--- Start of Data for processing ---

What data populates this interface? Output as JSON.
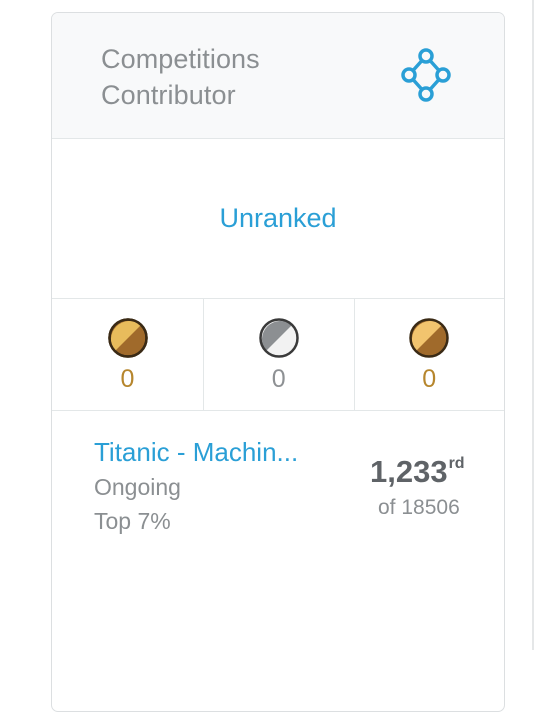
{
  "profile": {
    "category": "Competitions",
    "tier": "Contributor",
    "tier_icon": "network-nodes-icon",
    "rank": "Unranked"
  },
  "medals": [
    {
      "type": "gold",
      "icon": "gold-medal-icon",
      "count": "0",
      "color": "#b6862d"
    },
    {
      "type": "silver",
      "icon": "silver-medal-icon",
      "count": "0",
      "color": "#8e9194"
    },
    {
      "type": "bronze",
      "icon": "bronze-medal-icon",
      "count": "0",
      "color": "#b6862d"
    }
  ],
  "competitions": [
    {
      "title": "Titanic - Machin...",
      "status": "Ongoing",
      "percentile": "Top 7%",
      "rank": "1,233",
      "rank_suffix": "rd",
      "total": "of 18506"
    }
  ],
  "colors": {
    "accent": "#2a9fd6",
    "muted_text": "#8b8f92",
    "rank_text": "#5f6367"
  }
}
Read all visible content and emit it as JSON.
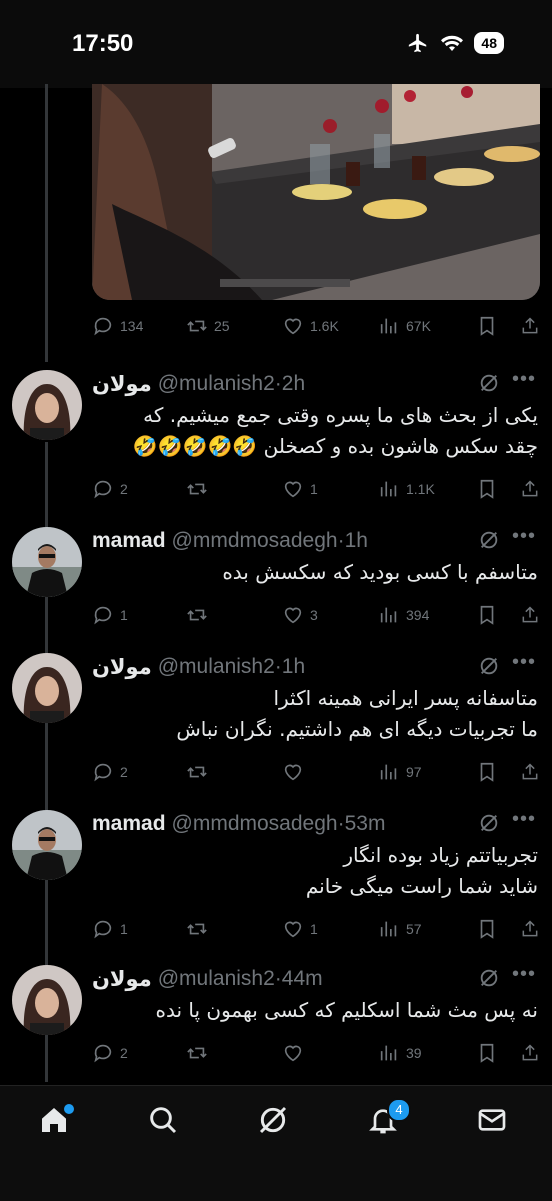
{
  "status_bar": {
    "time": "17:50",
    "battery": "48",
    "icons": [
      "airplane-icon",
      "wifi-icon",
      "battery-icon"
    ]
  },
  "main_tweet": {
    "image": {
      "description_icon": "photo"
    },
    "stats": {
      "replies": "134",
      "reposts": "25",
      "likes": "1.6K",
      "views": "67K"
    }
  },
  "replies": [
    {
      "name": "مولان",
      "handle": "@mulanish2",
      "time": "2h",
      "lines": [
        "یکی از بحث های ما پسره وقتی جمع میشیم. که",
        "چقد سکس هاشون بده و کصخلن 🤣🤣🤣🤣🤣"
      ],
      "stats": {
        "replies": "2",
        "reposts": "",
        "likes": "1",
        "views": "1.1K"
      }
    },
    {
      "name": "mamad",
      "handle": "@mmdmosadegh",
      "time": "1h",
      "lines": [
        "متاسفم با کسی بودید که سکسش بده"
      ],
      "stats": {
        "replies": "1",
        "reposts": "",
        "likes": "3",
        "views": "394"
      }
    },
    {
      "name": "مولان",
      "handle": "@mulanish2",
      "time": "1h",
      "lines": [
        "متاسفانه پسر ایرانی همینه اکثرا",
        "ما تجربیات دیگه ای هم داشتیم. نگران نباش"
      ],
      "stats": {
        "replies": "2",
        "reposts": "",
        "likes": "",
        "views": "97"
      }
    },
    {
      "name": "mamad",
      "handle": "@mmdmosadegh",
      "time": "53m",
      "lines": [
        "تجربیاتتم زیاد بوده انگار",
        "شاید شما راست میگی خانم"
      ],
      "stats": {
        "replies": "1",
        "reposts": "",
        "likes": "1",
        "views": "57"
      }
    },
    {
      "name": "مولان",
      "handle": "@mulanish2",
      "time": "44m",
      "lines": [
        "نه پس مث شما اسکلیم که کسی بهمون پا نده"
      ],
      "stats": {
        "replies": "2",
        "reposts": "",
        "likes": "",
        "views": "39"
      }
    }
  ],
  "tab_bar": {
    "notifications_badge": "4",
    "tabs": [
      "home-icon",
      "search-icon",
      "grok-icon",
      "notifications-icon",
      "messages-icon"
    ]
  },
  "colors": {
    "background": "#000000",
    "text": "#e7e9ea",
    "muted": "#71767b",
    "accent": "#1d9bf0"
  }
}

--- End of Data for processing ---

The problem
Output the full set of records above without changing a word, and drop the images.

Written solution
What data populates this interface? Output as JSON.
{
  "profile": {
    "category": "Competitions",
    "tier": "Contributor",
    "tier_icon": "network-nodes-icon",
    "rank": "Unranked"
  },
  "medals": [
    {
      "type": "gold",
      "icon": "gold-medal-icon",
      "count": "0",
      "color": "#b6862d"
    },
    {
      "type": "silver",
      "icon": "silver-medal-icon",
      "count": "0",
      "color": "#8e9194"
    },
    {
      "type": "bronze",
      "icon": "bronze-medal-icon",
      "count": "0",
      "color": "#b6862d"
    }
  ],
  "competitions": [
    {
      "title": "Titanic - Machin...",
      "status": "Ongoing",
      "percentile": "Top 7%",
      "rank": "1,233",
      "rank_suffix": "rd",
      "total": "of 18506"
    }
  ],
  "colors": {
    "accent": "#2a9fd6",
    "muted_text": "#8b8f92",
    "rank_text": "#5f6367"
  }
}
Read all visible content and emit it as JSON.
{
  "status_bar": {
    "time": "17:50",
    "battery": "48",
    "icons": [
      "airplane-icon",
      "wifi-icon",
      "battery-icon"
    ]
  },
  "main_tweet": {
    "image": {
      "description_icon": "photo"
    },
    "stats": {
      "replies": "134",
      "reposts": "25",
      "likes": "1.6K",
      "views": "67K"
    }
  },
  "replies": [
    {
      "name": "مولان",
      "handle": "@mulanish2",
      "time": "2h",
      "lines": [
        "یکی از بحث های ما پسره وقتی جمع میشیم. که",
        "چقد سکس هاشون بده و کصخلن 🤣🤣🤣🤣🤣"
      ],
      "stats": {
        "replies": "2",
        "reposts": "",
        "likes": "1",
        "views": "1.1K"
      }
    },
    {
      "name": "mamad",
      "handle": "@mmdmosadegh",
      "time": "1h",
      "lines": [
        "متاسفم با کسی بودید که سکسش بده"
      ],
      "stats": {
        "replies": "1",
        "reposts": "",
        "likes": "3",
        "views": "394"
      }
    },
    {
      "name": "مولان",
      "handle": "@mulanish2",
      "time": "1h",
      "lines": [
        "متاسفانه پسر ایرانی همینه اکثرا",
        "ما تجربیات دیگه ای هم داشتیم. نگران نباش"
      ],
      "stats": {
        "replies": "2",
        "reposts": "",
        "likes": "",
        "views": "97"
      }
    },
    {
      "name": "mamad",
      "handle": "@mmdmosadegh",
      "time": "53m",
      "lines": [
        "تجربیاتتم زیاد بوده انگار",
        "شاید شما راست میگی خانم"
      ],
      "stats": {
        "replies": "1",
        "reposts": "",
        "likes": "1",
        "views": "57"
      }
    },
    {
      "name": "مولان",
      "handle": "@mulanish2",
      "time": "44m",
      "lines": [
        "نه پس مث شما اسکلیم که کسی بهمون پا نده"
      ],
      "stats": {
        "replies": "2",
        "reposts": "",
        "likes": "",
        "views": "39"
      }
    }
  ],
  "tab_bar": {
    "notifications_badge": "4",
    "tabs": [
      "home-icon",
      "search-icon",
      "grok-icon",
      "notifications-icon",
      "messages-icon"
    ]
  },
  "colors": {
    "background": "#000000",
    "text": "#e7e9ea",
    "muted": "#71767b",
    "accent": "#1d9bf0"
  }
}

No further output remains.